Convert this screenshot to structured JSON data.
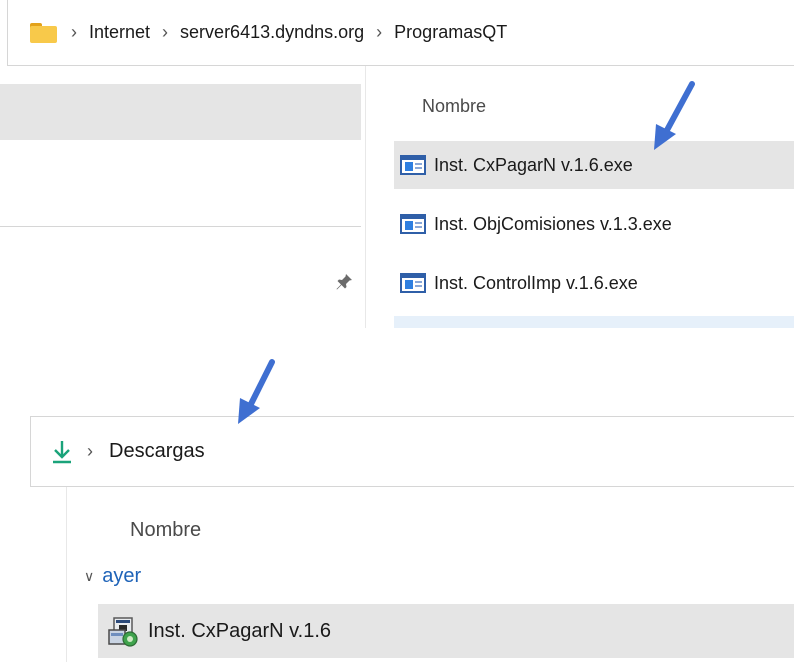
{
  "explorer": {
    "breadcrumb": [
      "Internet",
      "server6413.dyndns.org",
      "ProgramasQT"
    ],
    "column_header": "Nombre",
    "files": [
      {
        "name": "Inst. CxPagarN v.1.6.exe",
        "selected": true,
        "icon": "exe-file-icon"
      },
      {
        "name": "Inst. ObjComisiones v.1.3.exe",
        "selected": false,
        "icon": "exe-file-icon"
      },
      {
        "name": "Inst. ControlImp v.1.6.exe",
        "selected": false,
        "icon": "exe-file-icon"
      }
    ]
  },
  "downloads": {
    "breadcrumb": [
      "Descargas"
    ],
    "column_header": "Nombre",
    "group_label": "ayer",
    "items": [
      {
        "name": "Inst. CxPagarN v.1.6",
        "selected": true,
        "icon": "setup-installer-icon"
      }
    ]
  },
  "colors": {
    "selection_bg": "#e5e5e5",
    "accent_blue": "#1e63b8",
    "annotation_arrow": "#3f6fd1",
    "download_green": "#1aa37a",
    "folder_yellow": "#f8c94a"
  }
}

+ + + + + + +

## [EXERCISE DESCRIPTION]
Each line of the material must be retyped exactly, except that images are omitted.

## [RESULT FOR THIS EXERCISE]
Convert this screenshot to structured JSON data.
{
  "explorer": {
    "breadcrumb": [
      "Internet",
      "server6413.dyndns.org",
      "ProgramasQT"
    ],
    "column_header": "Nombre",
    "files": [
      {
        "name": "Inst. CxPagarN v.1.6.exe",
        "selected": true,
        "icon": "exe-file-icon"
      },
      {
        "name": "Inst. ObjComisiones v.1.3.exe",
        "selected": false,
        "icon": "exe-file-icon"
      },
      {
        "name": "Inst. ControlImp v.1.6.exe",
        "selected": false,
        "icon": "exe-file-icon"
      }
    ]
  },
  "downloads": {
    "breadcrumb": [
      "Descargas"
    ],
    "column_header": "Nombre",
    "group_label": "ayer",
    "items": [
      {
        "name": "Inst. CxPagarN v.1.6",
        "selected": true,
        "icon": "setup-installer-icon"
      }
    ]
  },
  "colors": {
    "selection_bg": "#e5e5e5",
    "accent_blue": "#1e63b8",
    "annotation_arrow": "#3f6fd1",
    "download_green": "#1aa37a",
    "folder_yellow": "#f8c94a"
  }
}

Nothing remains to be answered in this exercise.